▶ SET EXERCISE
Write out the complete material exactly as it stands.

— begin INFORMATION GIVEN —

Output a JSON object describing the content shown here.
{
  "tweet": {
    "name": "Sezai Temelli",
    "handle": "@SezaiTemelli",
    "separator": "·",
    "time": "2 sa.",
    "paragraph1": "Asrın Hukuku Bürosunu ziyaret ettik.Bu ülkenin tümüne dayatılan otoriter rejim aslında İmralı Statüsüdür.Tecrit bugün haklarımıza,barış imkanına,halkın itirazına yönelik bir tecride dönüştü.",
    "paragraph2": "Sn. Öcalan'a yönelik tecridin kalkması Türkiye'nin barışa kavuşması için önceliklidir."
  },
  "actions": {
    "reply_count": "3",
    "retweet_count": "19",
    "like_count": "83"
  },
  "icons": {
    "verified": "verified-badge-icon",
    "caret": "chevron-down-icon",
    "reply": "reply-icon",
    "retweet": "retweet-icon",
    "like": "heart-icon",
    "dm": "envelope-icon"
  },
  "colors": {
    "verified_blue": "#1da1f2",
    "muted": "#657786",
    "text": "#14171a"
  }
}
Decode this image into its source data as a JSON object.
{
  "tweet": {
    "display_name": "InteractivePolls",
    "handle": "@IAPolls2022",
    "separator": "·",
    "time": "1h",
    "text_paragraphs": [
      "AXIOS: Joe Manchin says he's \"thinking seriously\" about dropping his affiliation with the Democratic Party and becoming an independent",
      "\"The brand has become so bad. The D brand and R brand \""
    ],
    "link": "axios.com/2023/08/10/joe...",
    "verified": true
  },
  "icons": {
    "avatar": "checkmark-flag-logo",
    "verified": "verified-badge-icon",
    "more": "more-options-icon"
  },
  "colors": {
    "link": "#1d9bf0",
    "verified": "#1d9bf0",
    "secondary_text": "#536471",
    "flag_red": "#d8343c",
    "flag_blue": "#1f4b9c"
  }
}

— end INFORMATION GIVEN —

▶ FINISHED ANSWER
Output a JSON object describing the content shown here.
{
  "tweet": {
    "name": "Sezai Temelli",
    "handle": "@SezaiTemelli",
    "separator": "·",
    "time": "2 sa.",
    "paragraph1": "Asrın Hukuku Bürosunu ziyaret ettik.Bu ülkenin tümüne dayatılan otoriter rejim aslında İmralı Statüsüdür.Tecrit bugün haklarımıza,barış imkanına,halkın itirazına yönelik bir tecride dönüştü.",
    "paragraph2": "Sn. Öcalan'a yönelik tecridin kalkması Türkiye'nin barışa kavuşması için önceliklidir."
  },
  "actions": {
    "reply_count": "3",
    "retweet_count": "19",
    "like_count": "83"
  },
  "icons": {
    "verified": "verified-badge-icon",
    "caret": "chevron-down-icon",
    "reply": "reply-icon",
    "retweet": "retweet-icon",
    "like": "heart-icon",
    "dm": "envelope-icon"
  },
  "colors": {
    "verified_blue": "#1da1f2",
    "muted": "#657786",
    "text": "#14171a"
  }
}
Decode this image into its source data as a JSON object.
{
  "tweet": {
    "display_name": "InteractivePolls",
    "handle": "@IAPolls2022",
    "separator": "·",
    "time": "1h",
    "text_paragraphs": [
      "AXIOS: Joe Manchin says he's \"thinking seriously\" about dropping his affiliation with the Democratic Party and becoming an independent",
      "\"The brand has become so bad. The D brand and R brand \""
    ],
    "link": "axios.com/2023/08/10/joe...",
    "verified": true
  },
  "icons": {
    "avatar": "checkmark-flag-logo",
    "verified": "verified-badge-icon",
    "more": "more-options-icon"
  },
  "colors": {
    "link": "#1d9bf0",
    "verified": "#1d9bf0",
    "secondary_text": "#536471",
    "flag_red": "#d8343c",
    "flag_blue": "#1f4b9c"
  }
}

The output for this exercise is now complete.